AIM:
Copy out each line that has "month" in it.

MATERIAL FOR THIS TASK:
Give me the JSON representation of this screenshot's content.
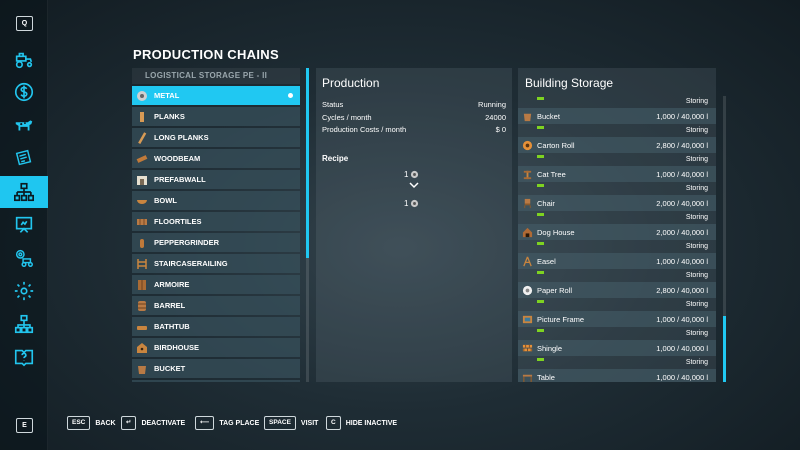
{
  "sidebar": {
    "top_key": "Q",
    "bottom_key": "E",
    "items": [
      {
        "icon": "tractor-icon"
      },
      {
        "icon": "dollar-icon"
      },
      {
        "icon": "cow-icon"
      },
      {
        "icon": "newspaper-icon"
      },
      {
        "icon": "production-chain-icon",
        "active": true
      },
      {
        "icon": "presentation-icon"
      },
      {
        "icon": "vehicles-settings-icon"
      },
      {
        "icon": "gear-icon"
      },
      {
        "icon": "hierarchy-icon"
      },
      {
        "icon": "help-book-icon"
      }
    ]
  },
  "page": {
    "title": "PRODUCTION CHAINS"
  },
  "chains": {
    "header": "LOGISTICAL STORAGE PE    - II",
    "items": [
      {
        "label": "METAL",
        "icon": "metal-roll-icon",
        "selected": true
      },
      {
        "label": "PLANKS",
        "icon": "planks-icon"
      },
      {
        "label": "LONG PLANKS",
        "icon": "long-planks-icon"
      },
      {
        "label": "WOODBEAM",
        "icon": "woodbeam-icon"
      },
      {
        "label": "PREFABWALL",
        "icon": "prefabwall-icon"
      },
      {
        "label": "BOWL",
        "icon": "bowl-icon"
      },
      {
        "label": "FLOORTILES",
        "icon": "floortiles-icon"
      },
      {
        "label": "PEPPERGRINDER",
        "icon": "peppergrinder-icon"
      },
      {
        "label": "STAIRCASERAILING",
        "icon": "railing-icon"
      },
      {
        "label": "ARMOIRE",
        "icon": "armoire-icon"
      },
      {
        "label": "BARREL",
        "icon": "barrel-icon"
      },
      {
        "label": "BATHTUB",
        "icon": "bathtub-icon"
      },
      {
        "label": "BIRDHOUSE",
        "icon": "birdhouse-icon"
      },
      {
        "label": "BUCKET",
        "icon": "bucket-icon"
      },
      {
        "label": "",
        "icon": "partial-item-icon"
      }
    ]
  },
  "production": {
    "title": "Production",
    "rows": [
      {
        "label": "Status",
        "value": "Running"
      },
      {
        "label": "Cycles / month",
        "value": "24000"
      },
      {
        "label": "Production Costs / month",
        "value": "$ 0"
      }
    ],
    "recipe_title": "Recipe",
    "recipe_input": "1",
    "recipe_output": "1"
  },
  "storage": {
    "title": "Building Storage",
    "items": [
      {
        "name": "Bucket",
        "amount": "1,000  /  40,000 l",
        "status": "Storing",
        "icon": "bucket-icon"
      },
      {
        "name": "Carton Roll",
        "amount": "2,800  /  40,000 l",
        "status": "Storing",
        "icon": "carton-roll-icon"
      },
      {
        "name": "Cat Tree",
        "amount": "1,000  /  40,000 l",
        "status": "Storing",
        "icon": "cat-tree-icon"
      },
      {
        "name": "Chair",
        "amount": "2,000  /  40,000 l",
        "status": "Storing",
        "icon": "chair-icon"
      },
      {
        "name": "Dog House",
        "amount": "2,000  /  40,000 l",
        "status": "Storing",
        "icon": "dog-house-icon"
      },
      {
        "name": "Easel",
        "amount": "1,000  /  40,000 l",
        "status": "Storing",
        "icon": "easel-icon"
      },
      {
        "name": "Paper Roll",
        "amount": "2,800  /  40,000 l",
        "status": "Storing",
        "icon": "paper-roll-icon"
      },
      {
        "name": "Picture Frame",
        "amount": "1,000  /  40,000 l",
        "status": "Storing",
        "icon": "picture-frame-icon"
      },
      {
        "name": "Shingle",
        "amount": "1,000  /  40,000 l",
        "status": "Storing",
        "icon": "shingle-icon"
      },
      {
        "name": "Table",
        "amount": "1,000  /  40,000 l",
        "status": "",
        "icon": "table-icon"
      }
    ],
    "top_status": "Storing"
  },
  "hints": [
    {
      "key": "ESC",
      "label": "BACK"
    },
    {
      "key": "↵",
      "label": "DEACTIVATE"
    },
    {
      "key": "⟵",
      "label": "TAG PLACE"
    },
    {
      "key": "SPACE",
      "label": "VISIT"
    },
    {
      "key": "C",
      "label": "HIDE INACTIVE"
    }
  ],
  "colors": {
    "accent": "#20c8f2",
    "fill_bar": "#7ed321"
  }
}
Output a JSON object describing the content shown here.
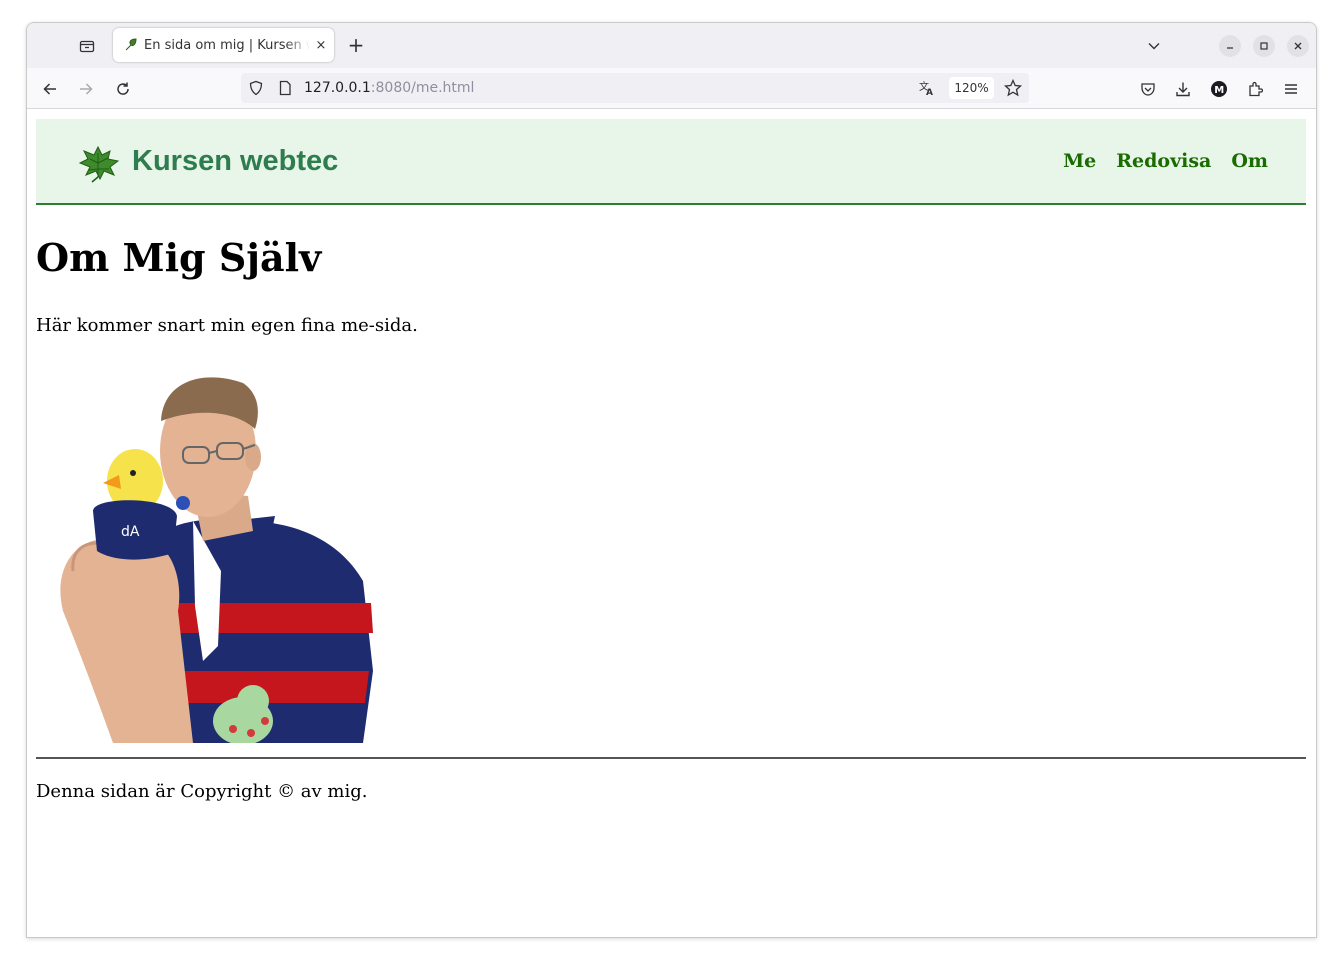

WORKED ANSWER:
        "label": "Cycles / month",
        "label": "Production Costs / month",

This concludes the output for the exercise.